■ MATERIAL TO PROCESS

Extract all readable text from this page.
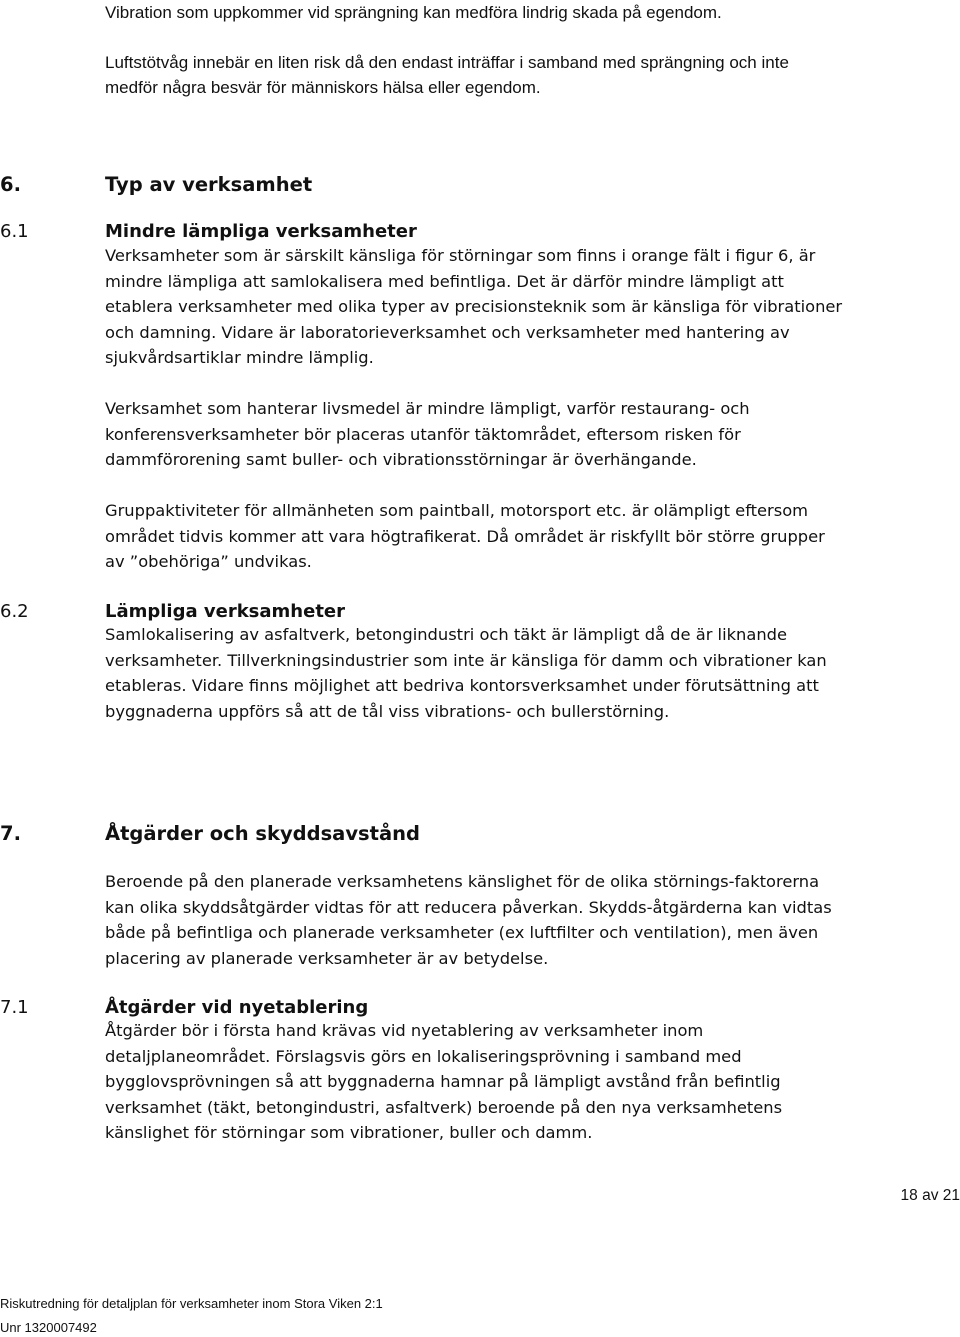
Vibration som uppkommer vid sprängning kan medföra lindrig skada på egendom.

Luftstötvåg innebär en liten risk då den endast inträffar i samband med sprängning och inte medför några besvär för människors hälsa eller egendom.

6.	Typ av verksamhet
6.1	Mindre lämpliga verksamheter

Verksamheter som är särskilt känsliga för störningar som finns i orange fält i figur 6, är mindre lämpliga att samlokalisera med befintliga. Det är därför mindre lämpligt att etablera verksamheter med olika typer av precisionsteknik som är känsliga för vibrationer och damning. Vidare är laboratorieverksamhet och verksamheter med hantering av sjukvårdsartiklar mindre lämplig.

Verksamhet som hanterar livsmedel är mindre lämpligt, varför restaurang- och konferensverksamheter bör placeras utanför täktområdet, eftersom risken för dammförorening samt buller- och vibrationsstörningar är överhängande.

Gruppaktiviteter för allmänheten som paintball, motorsport etc. är olämpligt eftersom området tidvis kommer att vara högtrafikerat. Då området är riskfyllt bör större grupper av ”obehöriga” undvikas.

6.2	Lämpliga verksamheter

Samlokalisering av asfaltverk, betongindustri och täkt är lämpligt då de är liknande verksamheter. Tillverkningsindustrier som inte är känsliga för damm och vibrationer kan etableras. Vidare finns möjlighet att bedriva kontorsverksamhet under förutsättning att byggnaderna uppförs så att de tål viss vibrations- och bullerstörning.

7.	Åtgärder och skyddsavstånd

Beroende på den planerade verksamhetens känslighet för de olika störnings-faktorerna kan olika skyddsåtgärder vidtas för att reducera påverkan. Skydds-åtgärderna kan vidtas både på befintliga och planerade verksamheter (ex luftfilter och ventilation), men även placering av planerade verksamheter är av betydelse.

7.1	Åtgärder vid nyetablering

Åtgärder bör i första hand krävas vid nyetablering av verksamheter inom detaljplaneområdet. Förslagsvis görs en lokaliseringsprövning i samband med bygglovsprövningen så att byggnaderna hamnar på lämpligt avstånd från befintlig verksamhet (täkt, betongindustri, asfaltverk) beroende på den nya verksamhetens känslighet för störningar som vibrationer, buller och damm.

18 av 21
Riskutredning för detaljplan för verksamheter inom Stora Viken 2:1
Unr 1320007492
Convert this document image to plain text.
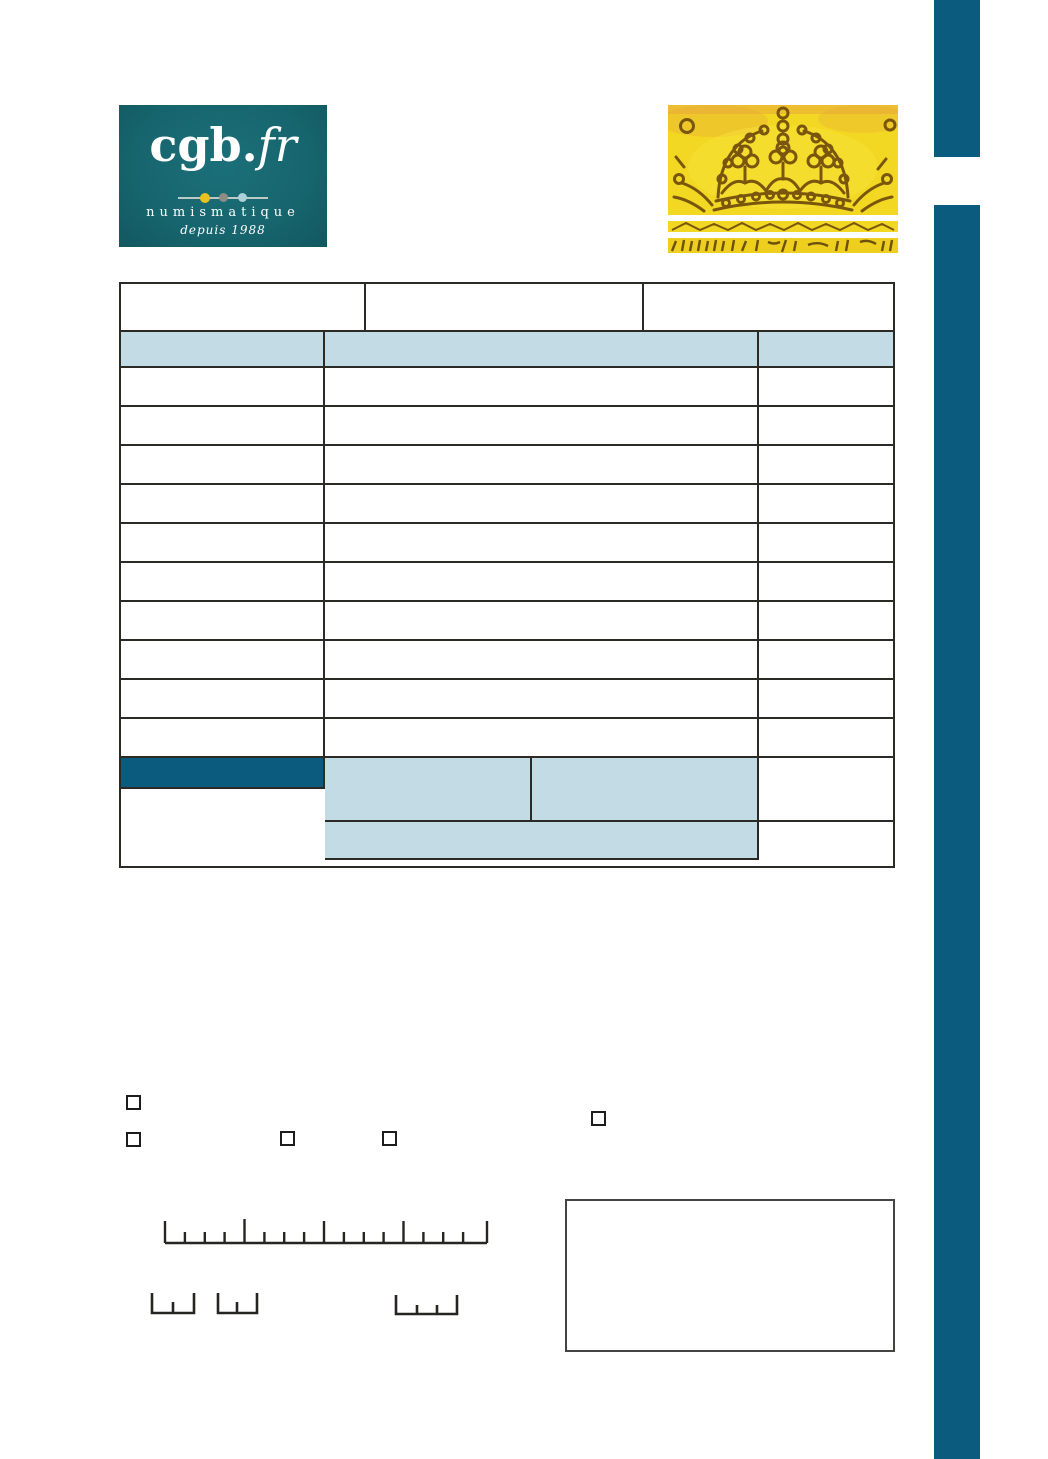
cgb.fr
numismatique
depuis 1988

■ BRIEF
Pictures do not go in the copy. Write out exactly the lines from the line containing "Convert this document image to plain text." through the last line of the listing.

■ ANSWER TO THE EXERCISE
Convert this document image to plain text.
cgb.fr
numismatique
depuis 1988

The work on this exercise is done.